■ Zu bearbeitende Aufgaben:
**1.** Schreibe aus dem Auszug über spirituelles Heilen die Stelle von „Nach einiger Zeit“ bis einschließlich „Gottes Gesundheit innewohnt.“ wortgetreu ab.
**2.** Beantworte anhand des Auszugs über spirituelles Heilen folgende Fragen:
(a) Auf welcher Seite von Wissenschaft und Gesundheit steht das angeführte Zitat?
(b) Welches Beweismaterial wird im Prozess der Allegorie zugelassen?
(c) Was erklärt die Wahrheit dem Mann, als alles hoffnungslos erscheint?
**3.** Führe den Auszug über spirituelles Heilen im Anschluss an seinen letzten Satz fort.

In ihrem Hauptwerk über spirituelles Heilen, dem Buch Wissenschaft und Gesundheit mit Schlüssel zur Heiligen Schrift, erklärt Mary Baker Eddy, wie diese Überzeugung umgekehrt werden kann: „Dein Einfluss zum Guten hängt davon ab, welches Gewicht du in die richtige Waagschale wirfst. Das Gute, das du tust und verkörperst, verleiht dir die einzig erreichbare Macht” (S. 192). Mrs. Eddy, die aus jahrelanger Erfahrung im Heilen spricht, argumentiert hier überzeugend auf der Seite des Rechts auf Gesundheit, das jedem Leser als Sohn oder Tochter eines völlig guten Schöpfers — eine grundlegende Lehre des Christentums — zusteht. Sie präsentiert Tatsachen und Argumente, die es dem Leser ermöglichen, eine ungerechte „Verurteilung” zum Leiden aufzuheben. Und sie tut das mit der Überzeugung eines Anwalts, der einen Klienten hat, den er gut kennt und dessen Unschuld er ohne jeden Zweifel beweisen wird.
Eine Allegorie in Wissenschaft und Gesundheit verdeutlicht dies. Ein Mann steht „vor Gericht” und wird angeklagt, gewisse Gesundheitsgesetze verletzt zu haben. Im Stil einer Gerichtsverhandlung werden die Argumente in der Allegorie dargelegt, um sein Leiden an einer Krankheit zu rechtfertigen. Die Behauptungen sind uns vertraut: Überanstengung, nachlässige Ess- und Schlafgewohnheiten, Kontakt mit einem Kranken, das Ignorieren fragwürdiger körperlicher Symptome.
Nach einiger Zeit wird klar, dass in diesem Prozess nur eine Seite gehört wird. Nur physisches Beweismaterial wird zugelassen, als ob dem Leser vermittelt werden soll, dass wir in einer Kultur leben, wo in Bezug auf Gesundheit nur das für beachtenswert gehalten wird, was die körperlichen Sinne sehen, hören und fühlen. Der Prozess endet damit, dass der Mann zum Leiden verurteilt wird. Seine Krankheit wird als gerechtfertigt angesehen, weil erkeinen gesunden Lebensstil gepflegt hatte. Der Fall ist abgeschlossen.
Aber damit endet die Geschichte noch nicht.
Als alles hoffnungslos erscheint, bricht die Wahrheit durch die Verzweiflung des Mannes hindurch und erklärt, dass ihm als Bild Gottes Gesundheit innewohnt.

Aus einer Sammlung extrahierte Daten
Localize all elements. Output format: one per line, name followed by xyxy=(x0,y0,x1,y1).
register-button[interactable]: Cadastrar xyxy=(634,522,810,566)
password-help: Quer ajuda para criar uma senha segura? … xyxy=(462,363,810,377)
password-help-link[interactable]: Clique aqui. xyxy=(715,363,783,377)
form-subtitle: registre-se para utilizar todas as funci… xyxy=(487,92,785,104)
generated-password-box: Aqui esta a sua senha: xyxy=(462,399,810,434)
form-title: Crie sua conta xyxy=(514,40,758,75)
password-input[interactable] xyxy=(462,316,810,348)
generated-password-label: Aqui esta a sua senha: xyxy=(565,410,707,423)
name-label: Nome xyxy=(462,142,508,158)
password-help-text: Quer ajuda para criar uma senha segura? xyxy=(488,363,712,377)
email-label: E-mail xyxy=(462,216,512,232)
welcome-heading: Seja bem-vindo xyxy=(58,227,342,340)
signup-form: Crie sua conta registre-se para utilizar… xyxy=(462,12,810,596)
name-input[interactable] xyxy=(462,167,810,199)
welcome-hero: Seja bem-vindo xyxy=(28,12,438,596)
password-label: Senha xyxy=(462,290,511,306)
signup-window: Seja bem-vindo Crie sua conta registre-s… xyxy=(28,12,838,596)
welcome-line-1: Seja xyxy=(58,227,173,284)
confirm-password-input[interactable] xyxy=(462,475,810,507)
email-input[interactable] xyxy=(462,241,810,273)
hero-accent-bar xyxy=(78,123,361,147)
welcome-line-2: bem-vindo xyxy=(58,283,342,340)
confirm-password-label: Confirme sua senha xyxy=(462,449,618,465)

■ Lösungen je Aufgabe:
**1.**
Nach einiger Zeit wird klar, dass in diesem Prozess nur eine Seite gehört wird. Nur physisches Beweismaterial wird zugelassen, als ob dem Leser vermittelt werden soll, dass wir in einer Kultur leben, wo in Bezug auf Gesundheit nur das für beachtenswert gehalten wird, was die körperlichen Sinne sehen, hören und fühlen. Der Prozess endet damit, dass der Mann zum Leiden verurteilt wird. Seine Krankheit wird als gerechtfertigt angesehen, weil erkeinen gesunden Lebensstil gepflegt hatte. Der Fall ist abgeschlossen.
Aber damit endet die Geschichte noch nicht.
Als alles hoffnungslos erscheint, bricht die Wahrheit durch die Verzweiflung des Mannes hindurch und erklärt, dass ihm als Bild Gottes Gesundheit innewohnt.

**2.**
(a) Auf S. 192.
(b) Nur physisches Beweismaterial.
(c) Dass ihm als Bild Gottes Gesundheit innewohnt.

**3.**
Plötzlich gibt es erstaunliche neue Tatsachen zu berücksichtigen. Die Botschaft von Gott, der Wahrheit, lautet, dass der Mensch von Natur aus so vollkommen, so gut, so geistig und so gesund ist, wie Gott ihn erschaffen hat. Die Schöpfung ist das Gleichnis ihres Schöpfers, und das hat sich niemals geändert und wird sich auch nie ändern. Entgegen dem traditionellen Denken ist die Materie nicht die Quelle des menschlichen Lebens oder der Gesundheit, noch kann sie das Leben verderben.
Im Licht dieser neuen Tatsachen verlagert sich das Gewicht der Überzeugungen des Mannes. Die „Gerichtsverhandlung”, der er sich unterzogen hat, war ein ungerechter Gedanken-Prozess. Der Schuldspruch, den er akzeptierte, war nicht das letzte Wort. Eine Verurteilung zum Leiden ist nicht gerechtfertigt.
Die Geschichte endet damit, dass der Mann eine gedankliche Kehrtwende macht. Er erkennt, dass er nicht schuldig ist. Zugleich mit seiner mentalen Befreiung normalisiert sich sein körperlicher Zustand.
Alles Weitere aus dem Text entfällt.